BEGIN

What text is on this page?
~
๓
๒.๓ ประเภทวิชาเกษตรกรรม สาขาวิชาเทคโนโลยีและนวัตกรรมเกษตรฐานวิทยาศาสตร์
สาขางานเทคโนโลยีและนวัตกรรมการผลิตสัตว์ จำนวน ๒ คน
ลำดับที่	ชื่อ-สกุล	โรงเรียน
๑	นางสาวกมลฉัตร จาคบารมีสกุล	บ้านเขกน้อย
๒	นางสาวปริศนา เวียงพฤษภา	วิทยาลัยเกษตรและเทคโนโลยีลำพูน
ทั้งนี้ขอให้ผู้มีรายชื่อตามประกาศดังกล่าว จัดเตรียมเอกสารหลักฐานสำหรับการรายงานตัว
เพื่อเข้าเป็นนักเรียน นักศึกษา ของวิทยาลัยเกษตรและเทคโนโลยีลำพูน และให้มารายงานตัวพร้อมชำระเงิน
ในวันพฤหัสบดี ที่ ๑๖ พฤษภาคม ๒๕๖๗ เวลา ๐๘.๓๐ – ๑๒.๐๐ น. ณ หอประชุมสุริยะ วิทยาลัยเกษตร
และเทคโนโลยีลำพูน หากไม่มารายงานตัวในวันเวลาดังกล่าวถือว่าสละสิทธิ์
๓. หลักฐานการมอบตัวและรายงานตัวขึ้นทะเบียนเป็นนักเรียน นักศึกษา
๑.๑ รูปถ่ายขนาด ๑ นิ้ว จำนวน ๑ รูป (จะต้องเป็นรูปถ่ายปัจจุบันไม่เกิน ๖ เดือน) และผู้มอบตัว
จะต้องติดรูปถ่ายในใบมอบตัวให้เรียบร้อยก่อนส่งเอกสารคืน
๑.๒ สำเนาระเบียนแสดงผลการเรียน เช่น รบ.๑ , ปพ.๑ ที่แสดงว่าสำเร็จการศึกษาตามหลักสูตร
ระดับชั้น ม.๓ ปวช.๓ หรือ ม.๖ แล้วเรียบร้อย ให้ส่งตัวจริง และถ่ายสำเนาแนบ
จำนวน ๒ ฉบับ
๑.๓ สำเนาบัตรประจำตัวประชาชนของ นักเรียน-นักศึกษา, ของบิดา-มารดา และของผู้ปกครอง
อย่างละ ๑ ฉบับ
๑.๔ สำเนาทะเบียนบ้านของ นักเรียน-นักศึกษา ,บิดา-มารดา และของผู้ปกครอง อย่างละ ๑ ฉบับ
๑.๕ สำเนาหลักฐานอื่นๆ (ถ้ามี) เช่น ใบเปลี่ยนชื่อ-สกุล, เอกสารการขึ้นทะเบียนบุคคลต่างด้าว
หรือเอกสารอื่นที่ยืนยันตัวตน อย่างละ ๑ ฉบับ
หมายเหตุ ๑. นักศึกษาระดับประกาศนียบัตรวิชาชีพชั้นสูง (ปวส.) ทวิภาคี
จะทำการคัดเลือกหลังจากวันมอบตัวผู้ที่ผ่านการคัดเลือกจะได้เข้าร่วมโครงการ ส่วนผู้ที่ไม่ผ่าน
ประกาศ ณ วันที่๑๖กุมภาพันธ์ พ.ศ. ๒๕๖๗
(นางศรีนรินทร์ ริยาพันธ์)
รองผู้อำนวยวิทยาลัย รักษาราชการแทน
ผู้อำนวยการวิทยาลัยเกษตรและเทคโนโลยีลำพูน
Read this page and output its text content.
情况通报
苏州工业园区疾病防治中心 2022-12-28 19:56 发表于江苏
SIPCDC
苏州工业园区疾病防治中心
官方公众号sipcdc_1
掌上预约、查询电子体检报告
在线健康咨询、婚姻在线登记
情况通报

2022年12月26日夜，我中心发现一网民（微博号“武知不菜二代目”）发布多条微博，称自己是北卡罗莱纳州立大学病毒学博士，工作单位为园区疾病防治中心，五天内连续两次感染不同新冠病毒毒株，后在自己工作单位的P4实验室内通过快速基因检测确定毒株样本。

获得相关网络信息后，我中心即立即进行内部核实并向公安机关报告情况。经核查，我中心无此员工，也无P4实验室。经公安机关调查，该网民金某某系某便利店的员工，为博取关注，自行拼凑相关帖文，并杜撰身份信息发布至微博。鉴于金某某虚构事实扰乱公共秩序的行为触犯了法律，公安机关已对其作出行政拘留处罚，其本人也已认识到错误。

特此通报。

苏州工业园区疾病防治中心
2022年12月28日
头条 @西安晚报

END

* **PROBLEM STATEMENT**:
Set down the material above again, word for word.

* **ANSWER TO THE PROBLEM**:
What text is on this page?
~
๓
๒.๓ ประเภทวิชาเกษตรกรรม สาขาวิชาเทคโนโลยีและนวัตกรรมเกษตรฐานวิทยาศาสตร์
สาขางานเทคโนโลยีและนวัตกรรมการผลิตสัตว์ จำนวน ๒ คน
ลำดับที่	ชื่อ-สกุล	โรงเรียน
๑	นางสาวกมลฉัตร จาคบารมีสกุล	บ้านเขกน้อย
๒	นางสาวปริศนา เวียงพฤษภา	วิทยาลัยเกษตรและเทคโนโลยีลำพูน
ทั้งนี้ขอให้ผู้มีรายชื่อตามประกาศดังกล่าว จัดเตรียมเอกสารหลักฐานสำหรับการรายงานตัว
เพื่อเข้าเป็นนักเรียน นักศึกษา ของวิทยาลัยเกษตรและเทคโนโลยีลำพูน และให้มารายงานตัวพร้อมชำระเงิน
ในวันพฤหัสบดี ที่ ๑๖ พฤษภาคม ๒๕๖๗ เวลา ๐๘.๓๐ – ๑๒.๐๐ น. ณ หอประชุมสุริยะ วิทยาลัยเกษตร
และเทคโนโลยีลำพูน หากไม่มารายงานตัวในวันเวลาดังกล่าวถือว่าสละสิทธิ์
๓. หลักฐานการมอบตัวและรายงานตัวขึ้นทะเบียนเป็นนักเรียน นักศึกษา
๑.๑ รูปถ่ายขนาด ๑ นิ้ว จำนวน ๑ รูป (จะต้องเป็นรูปถ่ายปัจจุบันไม่เกิน ๖ เดือน) และผู้มอบตัว
จะต้องติดรูปถ่ายในใบมอบตัวให้เรียบร้อยก่อนส่งเอกสารคืน
๑.๒ สำเนาระเบียนแสดงผลการเรียน เช่น รบ.๑ , ปพ.๑ ที่แสดงว่าสำเร็จการศึกษาตามหลักสูตร
ระดับชั้น ม.๓ ปวช.๓ หรือ ม.๖ แล้วเรียบร้อย ให้ส่งตัวจริง และถ่ายสำเนาแนบ
จำนวน ๒ ฉบับ
๑.๓ สำเนาบัตรประจำตัวประชาชนของ นักเรียน-นักศึกษา, ของบิดา-มารดา และของผู้ปกครอง
อย่างละ ๑ ฉบับ
๑.๔ สำเนาทะเบียนบ้านของ นักเรียน-นักศึกษา ,บิดา-มารดา และของผู้ปกครอง อย่างละ ๑ ฉบับ
๑.๕ สำเนาหลักฐานอื่นๆ (ถ้ามี) เช่น ใบเปลี่ยนชื่อ-สกุล, เอกสารการขึ้นทะเบียนบุคคลต่างด้าว
หรือเอกสารอื่นที่ยืนยันตัวตน อย่างละ ๑ ฉบับ
หมายเหตุ ๑. นักศึกษาระดับประกาศนียบัตรวิชาชีพชั้นสูง (ปวส.) ทวิภาคี
จะทำการคัดเลือกหลังจากวันมอบตัวผู้ที่ผ่านการคัดเลือกจะได้เข้าร่วมโครงการ ส่วนผู้ที่ไม่ผ่าน
ประกาศ ณ วันที่๑๖กุมภาพันธ์ พ.ศ. ๒๕๖๗
(นางศรีนรินทร์ ริยาพันธ์)
รองผู้อำนวยวิทยาลัย รักษาราชการแทน
ผู้อำนวยการวิทยาลัยเกษตรและเทคโนโลยีลำพูน
Read this page and output its text content.
情况通报
苏州工业园区疾病防治中心 2022-12-28 19:56 发表于江苏
SIPCDC
苏州工业园区疾病防治中心
官方公众号sipcdc_1
掌上预约、查询电子体检报告
在线健康咨询、婚姻在线登记
情况通报

2022年12月26日夜，我中心发现一网民（微博号“武知不菜二代目”）发布多条微博，称自己是北卡罗莱纳州立大学病毒学博士，工作单位为园区疾病防治中心，五天内连续两次感染不同新冠病毒毒株，后在自己工作单位的P4实验室内通过快速基因检测确定毒株样本。

获得相关网络信息后，我中心即立即进行内部核实并向公安机关报告情况。经核查，我中心无此员工，也无P4实验室。经公安机关调查，该网民金某某系某便利店的员工，为博取关注，自行拼凑相关帖文，并杜撰身份信息发布至微博。鉴于金某某虚构事实扰乱公共秩序的行为触犯了法律，公安机关已对其作出行政拘留处罚，其本人也已认识到错误。

特此通报。

苏州工业园区疾病防治中心
2022年12月28日
头条 @西安晚报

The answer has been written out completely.